»»
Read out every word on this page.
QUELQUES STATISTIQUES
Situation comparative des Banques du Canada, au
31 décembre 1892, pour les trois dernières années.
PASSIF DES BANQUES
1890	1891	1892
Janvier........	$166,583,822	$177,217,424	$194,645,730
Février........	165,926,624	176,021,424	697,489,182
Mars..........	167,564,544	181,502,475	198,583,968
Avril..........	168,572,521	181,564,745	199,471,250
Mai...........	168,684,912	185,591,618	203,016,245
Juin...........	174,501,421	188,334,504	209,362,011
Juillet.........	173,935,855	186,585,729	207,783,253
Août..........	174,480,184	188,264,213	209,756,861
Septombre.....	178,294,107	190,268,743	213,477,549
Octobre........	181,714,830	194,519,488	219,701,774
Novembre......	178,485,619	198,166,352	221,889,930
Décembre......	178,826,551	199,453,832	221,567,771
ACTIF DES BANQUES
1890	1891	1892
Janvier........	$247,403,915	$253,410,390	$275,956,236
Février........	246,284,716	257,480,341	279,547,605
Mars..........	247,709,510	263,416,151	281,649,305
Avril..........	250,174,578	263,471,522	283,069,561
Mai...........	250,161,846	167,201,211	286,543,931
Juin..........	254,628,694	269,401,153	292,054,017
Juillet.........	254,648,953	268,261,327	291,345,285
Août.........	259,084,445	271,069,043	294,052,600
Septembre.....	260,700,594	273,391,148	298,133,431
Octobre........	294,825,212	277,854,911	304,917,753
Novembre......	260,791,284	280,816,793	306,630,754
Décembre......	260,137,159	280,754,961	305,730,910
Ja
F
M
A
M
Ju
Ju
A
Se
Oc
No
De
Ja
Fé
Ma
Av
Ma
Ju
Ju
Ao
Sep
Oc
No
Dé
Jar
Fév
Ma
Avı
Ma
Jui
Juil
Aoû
««
**Aim of the task**:
Please return the data above exactly as given.

**Output**:
Read out every word on this page.
QUELQUES STATISTIQUES
Situation comparative des Banques du Canada, au
31 décembre 1892, pour les trois dernières années.
PASSIF DES BANQUES
1890	1891	1892
Janvier........	$166,583,822	$177,217,424	$194,645,730
Février........	165,926,624	176,021,424	697,489,182
Mars..........	167,564,544	181,502,475	198,583,968
Avril..........	168,572,521	181,564,745	199,471,250
Mai...........	168,684,912	185,591,618	203,016,245
Juin...........	174,501,421	188,334,504	209,362,011
Juillet.........	173,935,855	186,585,729	207,783,253
Août..........	174,480,184	188,264,213	209,756,861
Septombre.....	178,294,107	190,268,743	213,477,549
Octobre........	181,714,830	194,519,488	219,701,774
Novembre......	178,485,619	198,166,352	221,889,930
Décembre......	178,826,551	199,453,832	221,567,771
ACTIF DES BANQUES
1890	1891	1892
Janvier........	$247,403,915	$253,410,390	$275,956,236
Février........	246,284,716	257,480,341	279,547,605
Mars..........	247,709,510	263,416,151	281,649,305
Avril..........	250,174,578	263,471,522	283,069,561
Mai...........	250,161,846	167,201,211	286,543,931
Juin..........	254,628,694	269,401,153	292,054,017
Juillet.........	254,648,953	268,261,327	291,345,285
Août.........	259,084,445	271,069,043	294,052,600
Septembre.....	260,700,594	273,391,148	298,133,431
Octobre........	294,825,212	277,854,911	304,917,753
Novembre......	260,791,284	280,816,793	306,630,754
Décembre......	260,137,159	280,754,961	305,730,910
Ja
F
M
A
M
Ju
Ju
A
Se
Oc
No
De
Ja
Fé
Ma
Av
Ma
Ju
Ju
Ao
Sep
Oc
No
Dé
Jar
Fév
Ma
Avı
Ma
Jui
Juil
Aoû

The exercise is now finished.